* _Ejercicio 1_: Explica por qué, según el fragmento sobre el pueblo y lo Sagrado, los mejores no han vacilado en desprenderse del cuerpo de la Iglesia.
* _Ejercicio 2_: Retoma el fragmento sobre el pueblo y lo Sagrado a partir de su última oración y continúa el texto.

Nada ha trastornado la relación filial del pueblo con lo Sagrado, fuerza
constante que da permanencia a nuestra nación y hondura a la vida afectiva
de los desposeídos. Pero nada tampoco ha logrado hacerla más despierta y
fecunda, ni siquiera la mexicanización del catolicismo, ni siquiera la Virgen
de Guadalupe. Por eso los mejores no han vacilado en desprenderse del
cuerpo de la Iglesia y salir a la intemperie. Allí, en la soledad y desnudez
del combate espiritual, han respirado un poco de ese «aire religioso fresco»
que pedía Jorge Cuesta.

* _Material de origen_:
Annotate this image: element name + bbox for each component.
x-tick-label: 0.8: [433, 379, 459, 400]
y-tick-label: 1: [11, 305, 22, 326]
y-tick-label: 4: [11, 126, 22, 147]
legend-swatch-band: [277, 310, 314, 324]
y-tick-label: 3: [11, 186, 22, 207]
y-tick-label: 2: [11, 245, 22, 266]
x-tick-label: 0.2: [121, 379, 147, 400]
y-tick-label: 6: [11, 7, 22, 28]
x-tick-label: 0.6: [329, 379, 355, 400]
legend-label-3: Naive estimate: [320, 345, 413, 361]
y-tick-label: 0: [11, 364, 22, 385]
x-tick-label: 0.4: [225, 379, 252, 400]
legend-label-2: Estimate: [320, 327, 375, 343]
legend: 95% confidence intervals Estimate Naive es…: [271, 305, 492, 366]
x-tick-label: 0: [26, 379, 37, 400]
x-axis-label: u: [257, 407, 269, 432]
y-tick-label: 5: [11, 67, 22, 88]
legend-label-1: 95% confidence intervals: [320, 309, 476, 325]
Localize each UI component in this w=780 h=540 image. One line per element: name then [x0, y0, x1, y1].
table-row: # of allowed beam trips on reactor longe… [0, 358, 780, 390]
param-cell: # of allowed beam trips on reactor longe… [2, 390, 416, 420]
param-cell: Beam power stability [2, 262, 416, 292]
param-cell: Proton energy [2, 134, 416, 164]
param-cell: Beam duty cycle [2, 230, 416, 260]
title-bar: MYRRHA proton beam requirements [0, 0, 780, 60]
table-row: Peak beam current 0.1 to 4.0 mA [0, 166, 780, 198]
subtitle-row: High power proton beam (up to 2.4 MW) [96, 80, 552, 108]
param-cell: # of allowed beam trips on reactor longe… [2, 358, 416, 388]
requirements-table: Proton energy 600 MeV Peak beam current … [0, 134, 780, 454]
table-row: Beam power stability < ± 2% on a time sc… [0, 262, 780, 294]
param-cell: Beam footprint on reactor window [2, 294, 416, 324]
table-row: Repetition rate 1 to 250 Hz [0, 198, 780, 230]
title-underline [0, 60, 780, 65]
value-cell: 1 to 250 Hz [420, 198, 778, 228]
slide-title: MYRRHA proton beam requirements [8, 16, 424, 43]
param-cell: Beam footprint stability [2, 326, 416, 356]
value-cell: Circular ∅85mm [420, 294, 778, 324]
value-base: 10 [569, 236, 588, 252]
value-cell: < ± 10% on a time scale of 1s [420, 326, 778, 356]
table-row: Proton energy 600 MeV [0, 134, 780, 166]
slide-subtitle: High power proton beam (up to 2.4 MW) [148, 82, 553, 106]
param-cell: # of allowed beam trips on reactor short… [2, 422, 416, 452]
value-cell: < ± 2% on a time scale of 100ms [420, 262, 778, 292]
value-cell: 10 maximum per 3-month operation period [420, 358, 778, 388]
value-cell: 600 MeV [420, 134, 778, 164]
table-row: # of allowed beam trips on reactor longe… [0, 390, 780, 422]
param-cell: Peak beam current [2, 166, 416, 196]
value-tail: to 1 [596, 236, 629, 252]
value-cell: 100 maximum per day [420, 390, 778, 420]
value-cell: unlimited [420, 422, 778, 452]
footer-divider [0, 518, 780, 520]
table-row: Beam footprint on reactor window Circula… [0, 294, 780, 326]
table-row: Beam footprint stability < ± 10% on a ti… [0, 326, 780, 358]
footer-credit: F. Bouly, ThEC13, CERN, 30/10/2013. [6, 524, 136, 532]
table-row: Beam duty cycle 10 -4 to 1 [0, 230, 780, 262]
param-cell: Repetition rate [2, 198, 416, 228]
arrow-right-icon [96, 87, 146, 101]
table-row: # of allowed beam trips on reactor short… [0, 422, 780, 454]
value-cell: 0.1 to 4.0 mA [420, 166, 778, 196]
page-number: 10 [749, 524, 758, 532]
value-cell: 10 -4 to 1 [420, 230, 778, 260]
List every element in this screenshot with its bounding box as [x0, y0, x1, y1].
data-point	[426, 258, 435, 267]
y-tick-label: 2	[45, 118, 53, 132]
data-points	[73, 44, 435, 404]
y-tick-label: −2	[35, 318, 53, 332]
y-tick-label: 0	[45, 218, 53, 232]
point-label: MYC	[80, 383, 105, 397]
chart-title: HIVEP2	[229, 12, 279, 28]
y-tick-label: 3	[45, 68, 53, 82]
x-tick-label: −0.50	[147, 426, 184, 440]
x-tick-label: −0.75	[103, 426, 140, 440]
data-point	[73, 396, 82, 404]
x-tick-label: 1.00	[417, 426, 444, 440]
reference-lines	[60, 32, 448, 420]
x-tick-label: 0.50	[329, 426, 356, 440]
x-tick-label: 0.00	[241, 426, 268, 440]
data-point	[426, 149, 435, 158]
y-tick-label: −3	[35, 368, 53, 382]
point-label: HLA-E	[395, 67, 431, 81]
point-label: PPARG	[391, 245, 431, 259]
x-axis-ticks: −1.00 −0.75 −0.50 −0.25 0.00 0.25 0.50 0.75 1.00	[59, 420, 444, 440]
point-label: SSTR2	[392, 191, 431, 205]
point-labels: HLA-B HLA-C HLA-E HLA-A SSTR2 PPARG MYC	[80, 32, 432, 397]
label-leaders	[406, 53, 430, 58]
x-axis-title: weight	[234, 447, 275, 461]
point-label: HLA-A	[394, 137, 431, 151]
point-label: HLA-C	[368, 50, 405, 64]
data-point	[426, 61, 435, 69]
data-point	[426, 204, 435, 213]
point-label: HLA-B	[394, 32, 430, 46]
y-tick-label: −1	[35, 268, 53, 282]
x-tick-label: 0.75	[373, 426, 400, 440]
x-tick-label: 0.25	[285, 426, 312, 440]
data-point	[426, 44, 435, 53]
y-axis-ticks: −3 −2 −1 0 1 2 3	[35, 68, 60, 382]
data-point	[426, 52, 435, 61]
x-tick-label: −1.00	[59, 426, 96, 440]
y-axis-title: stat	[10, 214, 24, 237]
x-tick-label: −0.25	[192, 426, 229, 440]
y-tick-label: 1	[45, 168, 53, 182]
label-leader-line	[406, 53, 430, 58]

* _Respuesta 1_: Porque nada ha logrado hacer más despierta y fecunda la relación filial del pueblo con lo Sagrado, ni siquiera la mexicanización del catolicismo ni la Virgen de Guadalupe.

* _Respuesta 2_:
LA ÉPOCA de Carlos II es una de las más tristes y vacías de la Historia de
España. Todas sus reservas espirituales habían sido devoradas por el fuego
de una vida y un arte dinámicos, desgarrados por los extremos y las
antítesis. La decadencia de la cultura española en la Península coincide con
su mediodía en América. El arte barroco alcanza un momento de plenitud
en este período. Los mejores no sólo escriben poesía. Se interesan por la
astronomía, la física o la antigüedad americana. Espíritus despiertos en una
sociedad inmovilizada por la letra, presagian otra época y otras
preocupaciones, al mismo tiempo que llevan hasta sus últimas
consecuencias las tendencias estéticas de su tiempo. Y en todos ellos se
dibuja una cierta oposición entre sus concepciones religiosas y las
exigencias de su curiosidad y rigor intelectuales. Algunos emprenden una
imposible síntesis. Sor Juana, por ejemplo, emprende la composición del
Primer Sueño, tentativa por conciliar ciencia y poesía, barroquismo e
iluminismo.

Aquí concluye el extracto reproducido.